#### [What you will do]
Substitute "carrier-icon" for every occurrence of "sim-icon" in the material below. Keep everything else unchanged.

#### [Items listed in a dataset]
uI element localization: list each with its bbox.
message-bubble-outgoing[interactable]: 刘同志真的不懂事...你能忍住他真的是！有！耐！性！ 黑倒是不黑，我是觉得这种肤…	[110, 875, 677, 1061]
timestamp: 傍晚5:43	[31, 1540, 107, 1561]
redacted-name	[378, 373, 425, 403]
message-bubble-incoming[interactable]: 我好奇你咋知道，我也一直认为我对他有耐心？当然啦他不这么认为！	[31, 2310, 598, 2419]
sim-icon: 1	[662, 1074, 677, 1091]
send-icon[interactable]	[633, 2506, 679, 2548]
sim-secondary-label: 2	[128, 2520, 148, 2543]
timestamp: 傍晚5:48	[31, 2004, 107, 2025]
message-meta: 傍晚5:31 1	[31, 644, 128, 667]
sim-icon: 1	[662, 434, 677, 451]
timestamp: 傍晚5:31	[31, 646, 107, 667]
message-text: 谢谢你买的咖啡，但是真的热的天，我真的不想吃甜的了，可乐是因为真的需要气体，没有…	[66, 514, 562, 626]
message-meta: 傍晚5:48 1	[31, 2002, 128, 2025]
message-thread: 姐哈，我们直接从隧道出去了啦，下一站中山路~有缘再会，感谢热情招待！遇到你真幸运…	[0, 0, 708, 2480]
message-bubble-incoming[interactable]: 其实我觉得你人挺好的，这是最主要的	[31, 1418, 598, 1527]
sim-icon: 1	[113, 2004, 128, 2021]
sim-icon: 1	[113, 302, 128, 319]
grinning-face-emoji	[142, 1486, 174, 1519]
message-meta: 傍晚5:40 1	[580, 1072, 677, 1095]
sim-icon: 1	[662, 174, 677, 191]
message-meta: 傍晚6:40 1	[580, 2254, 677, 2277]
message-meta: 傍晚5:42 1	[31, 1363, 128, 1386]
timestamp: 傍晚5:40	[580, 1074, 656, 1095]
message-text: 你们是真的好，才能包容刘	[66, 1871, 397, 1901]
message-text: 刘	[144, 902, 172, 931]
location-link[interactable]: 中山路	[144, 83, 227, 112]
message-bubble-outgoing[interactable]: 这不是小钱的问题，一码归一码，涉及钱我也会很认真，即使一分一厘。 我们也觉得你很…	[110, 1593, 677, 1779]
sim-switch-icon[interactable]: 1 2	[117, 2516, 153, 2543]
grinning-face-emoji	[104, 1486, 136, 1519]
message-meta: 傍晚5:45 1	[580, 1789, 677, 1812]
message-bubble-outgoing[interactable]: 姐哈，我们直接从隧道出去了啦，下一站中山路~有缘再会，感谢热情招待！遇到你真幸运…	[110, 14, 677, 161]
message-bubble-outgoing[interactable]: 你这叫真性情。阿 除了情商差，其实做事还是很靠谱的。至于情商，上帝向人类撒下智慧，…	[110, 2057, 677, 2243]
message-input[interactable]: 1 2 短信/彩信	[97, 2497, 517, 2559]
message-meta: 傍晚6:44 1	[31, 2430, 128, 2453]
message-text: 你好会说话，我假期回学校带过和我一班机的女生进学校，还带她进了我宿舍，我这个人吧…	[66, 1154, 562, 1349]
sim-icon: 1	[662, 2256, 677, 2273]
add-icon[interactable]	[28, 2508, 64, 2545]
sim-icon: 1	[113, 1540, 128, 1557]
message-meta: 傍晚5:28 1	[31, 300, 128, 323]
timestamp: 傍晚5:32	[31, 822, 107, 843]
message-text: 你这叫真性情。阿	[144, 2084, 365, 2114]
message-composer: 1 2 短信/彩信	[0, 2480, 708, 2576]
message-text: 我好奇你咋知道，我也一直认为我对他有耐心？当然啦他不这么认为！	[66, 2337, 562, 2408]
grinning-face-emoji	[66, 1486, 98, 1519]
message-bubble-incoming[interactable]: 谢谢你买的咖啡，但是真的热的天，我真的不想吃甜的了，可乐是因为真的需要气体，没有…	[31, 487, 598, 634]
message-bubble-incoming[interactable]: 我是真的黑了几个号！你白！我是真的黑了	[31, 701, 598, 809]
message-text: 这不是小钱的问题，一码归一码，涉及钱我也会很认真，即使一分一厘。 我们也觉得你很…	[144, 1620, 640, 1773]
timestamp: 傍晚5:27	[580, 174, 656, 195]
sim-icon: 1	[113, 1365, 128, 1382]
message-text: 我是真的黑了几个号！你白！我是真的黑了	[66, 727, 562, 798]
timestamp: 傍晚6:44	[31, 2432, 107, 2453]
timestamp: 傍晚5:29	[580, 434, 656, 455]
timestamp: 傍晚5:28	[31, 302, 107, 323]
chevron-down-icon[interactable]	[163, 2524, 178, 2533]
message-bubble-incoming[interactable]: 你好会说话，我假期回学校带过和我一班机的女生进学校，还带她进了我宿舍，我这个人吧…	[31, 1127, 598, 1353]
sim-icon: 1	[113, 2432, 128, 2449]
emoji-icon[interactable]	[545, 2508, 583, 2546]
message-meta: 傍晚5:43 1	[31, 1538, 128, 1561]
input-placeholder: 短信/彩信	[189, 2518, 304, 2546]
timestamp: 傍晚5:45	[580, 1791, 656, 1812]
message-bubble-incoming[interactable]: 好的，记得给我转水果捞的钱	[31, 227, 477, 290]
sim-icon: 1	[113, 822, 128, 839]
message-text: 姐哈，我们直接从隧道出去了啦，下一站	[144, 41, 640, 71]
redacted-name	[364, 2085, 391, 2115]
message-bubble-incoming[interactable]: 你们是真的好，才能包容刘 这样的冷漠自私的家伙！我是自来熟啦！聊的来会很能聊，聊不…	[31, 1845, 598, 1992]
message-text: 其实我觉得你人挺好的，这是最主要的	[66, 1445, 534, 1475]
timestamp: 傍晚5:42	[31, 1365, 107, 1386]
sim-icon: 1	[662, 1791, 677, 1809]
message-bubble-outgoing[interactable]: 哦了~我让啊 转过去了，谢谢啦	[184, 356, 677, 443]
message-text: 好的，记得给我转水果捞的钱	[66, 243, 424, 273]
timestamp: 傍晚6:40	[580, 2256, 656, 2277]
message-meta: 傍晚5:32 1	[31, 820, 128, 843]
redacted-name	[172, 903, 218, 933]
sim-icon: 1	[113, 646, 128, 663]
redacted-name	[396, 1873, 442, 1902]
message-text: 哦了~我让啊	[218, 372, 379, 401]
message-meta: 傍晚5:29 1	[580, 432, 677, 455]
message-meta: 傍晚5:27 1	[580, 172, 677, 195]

#### [Worked answer]
uI element localization: list each with its bbox.
message-bubble-outgoing[interactable]: 刘同志真的不懂事...你能忍住他真的是！有！耐！性！ 黑倒是不黑，我是觉得这种肤…	[110, 875, 677, 1061]
timestamp: 傍晚5:43	[31, 1540, 107, 1561]
redacted-name	[378, 373, 425, 403]
message-bubble-incoming[interactable]: 我好奇你咋知道，我也一直认为我对他有耐心？当然啦他不这么认为！	[31, 2310, 598, 2419]
carrier-icon: 1	[662, 1074, 677, 1091]
send-icon[interactable]	[633, 2506, 679, 2548]
sim-secondary-label: 2	[128, 2520, 148, 2543]
timestamp: 傍晚5:48	[31, 2004, 107, 2025]
message-meta: 傍晚5:31 1	[31, 644, 128, 667]
carrier-icon: 1	[662, 434, 677, 451]
timestamp: 傍晚5:31	[31, 646, 107, 667]
message-text: 谢谢你买的咖啡，但是真的热的天，我真的不想吃甜的了，可乐是因为真的需要气体，没有…	[66, 514, 562, 626]
message-meta: 傍晚5:48 1	[31, 2002, 128, 2025]
message-thread: 姐哈，我们直接从隧道出去了啦，下一站中山路~有缘再会，感谢热情招待！遇到你真幸运…	[0, 0, 708, 2480]
message-bubble-incoming[interactable]: 其实我觉得你人挺好的，这是最主要的	[31, 1418, 598, 1527]
carrier-icon: 1	[113, 2004, 128, 2021]
carrier-icon: 1	[113, 302, 128, 319]
grinning-face-emoji	[142, 1486, 174, 1519]
message-meta: 傍晚5:40 1	[580, 1072, 677, 1095]
carrier-icon: 1	[662, 174, 677, 191]
message-meta: 傍晚6:40 1	[580, 2254, 677, 2277]
message-meta: 傍晚5:42 1	[31, 1363, 128, 1386]
timestamp: 傍晚5:40	[580, 1074, 656, 1095]
message-text: 你们是真的好，才能包容刘	[66, 1871, 397, 1901]
message-text: 刘	[144, 902, 172, 931]
location-link[interactable]: 中山路	[144, 83, 227, 112]
message-bubble-outgoing[interactable]: 这不是小钱的问题，一码归一码，涉及钱我也会很认真，即使一分一厘。 我们也觉得你很…	[110, 1593, 677, 1779]
sim-switch-icon[interactable]: 1 2	[117, 2516, 153, 2543]
grinning-face-emoji	[104, 1486, 136, 1519]
message-meta: 傍晚5:45 1	[580, 1789, 677, 1812]
message-bubble-outgoing[interactable]: 姐哈，我们直接从隧道出去了啦，下一站中山路~有缘再会，感谢热情招待！遇到你真幸运…	[110, 14, 677, 161]
message-bubble-outgoing[interactable]: 你这叫真性情。阿 除了情商差，其实做事还是很靠谱的。至于情商，上帝向人类撒下智慧，…	[110, 2057, 677, 2243]
message-input[interactable]: 1 2 短信/彩信	[97, 2497, 517, 2559]
message-meta: 傍晚6:44 1	[31, 2430, 128, 2453]
message-text: 你好会说话，我假期回学校带过和我一班机的女生进学校，还带她进了我宿舍，我这个人吧…	[66, 1154, 562, 1349]
carrier-icon: 1	[662, 2256, 677, 2273]
add-icon[interactable]	[28, 2508, 64, 2545]
carrier-icon: 1	[113, 1540, 128, 1557]
message-meta: 傍晚5:28 1	[31, 300, 128, 323]
timestamp: 傍晚5:32	[31, 822, 107, 843]
message-text: 你这叫真性情。阿	[144, 2084, 365, 2114]
message-composer: 1 2 短信/彩信	[0, 2480, 708, 2576]
message-text: 我好奇你咋知道，我也一直认为我对他有耐心？当然啦他不这么认为！	[66, 2337, 562, 2408]
grinning-face-emoji	[66, 1486, 98, 1519]
message-bubble-incoming[interactable]: 谢谢你买的咖啡，但是真的热的天，我真的不想吃甜的了，可乐是因为真的需要气体，没有…	[31, 487, 598, 634]
message-bubble-incoming[interactable]: 我是真的黑了几个号！你白！我是真的黑了	[31, 701, 598, 809]
message-text: 这不是小钱的问题，一码归一码，涉及钱我也会很认真，即使一分一厘。 我们也觉得你很…	[144, 1620, 640, 1773]
timestamp: 傍晚5:27	[580, 174, 656, 195]
carrier-icon: 1	[113, 1365, 128, 1382]
message-text: 我是真的黑了几个号！你白！我是真的黑了	[66, 727, 562, 798]
timestamp: 傍晚6:44	[31, 2432, 107, 2453]
timestamp: 傍晚5:29	[580, 434, 656, 455]
timestamp: 傍晚5:28	[31, 302, 107, 323]
chevron-down-icon[interactable]	[163, 2524, 178, 2533]
message-bubble-incoming[interactable]: 你好会说话，我假期回学校带过和我一班机的女生进学校，还带她进了我宿舍，我这个人吧…	[31, 1127, 598, 1353]
carrier-icon: 1	[113, 2432, 128, 2449]
emoji-icon[interactable]	[545, 2508, 583, 2546]
message-meta: 傍晚5:43 1	[31, 1538, 128, 1561]
input-placeholder: 短信/彩信	[189, 2518, 304, 2546]
timestamp: 傍晚5:45	[580, 1791, 656, 1812]
message-bubble-incoming[interactable]: 好的，记得给我转水果捞的钱	[31, 227, 477, 290]
carrier-icon: 1	[113, 822, 128, 839]
message-text: 姐哈，我们直接从隧道出去了啦，下一站	[144, 41, 640, 71]
redacted-name	[364, 2085, 391, 2115]
message-bubble-incoming[interactable]: 你们是真的好，才能包容刘 这样的冷漠自私的家伙！我是自来熟啦！聊的来会很能聊，聊不…	[31, 1845, 598, 1992]
message-text: 其实我觉得你人挺好的，这是最主要的	[66, 1445, 534, 1475]
timestamp: 傍晚5:42	[31, 1365, 107, 1386]
carrier-icon: 1	[662, 1791, 677, 1809]
message-bubble-outgoing[interactable]: 哦了~我让啊 转过去了，谢谢啦	[184, 356, 677, 443]
message-text: 好的，记得给我转水果捞的钱	[66, 243, 424, 273]
timestamp: 傍晚6:40	[580, 2256, 656, 2277]
message-meta: 傍晚5:32 1	[31, 820, 128, 843]
redacted-name	[172, 903, 218, 933]
carrier-icon: 1	[113, 646, 128, 663]
redacted-name	[396, 1873, 442, 1902]
message-text: 哦了~我让啊	[218, 372, 379, 401]
message-meta: 傍晚5:29 1	[580, 432, 677, 455]
message-meta: 傍晚5:27 1	[580, 172, 677, 195]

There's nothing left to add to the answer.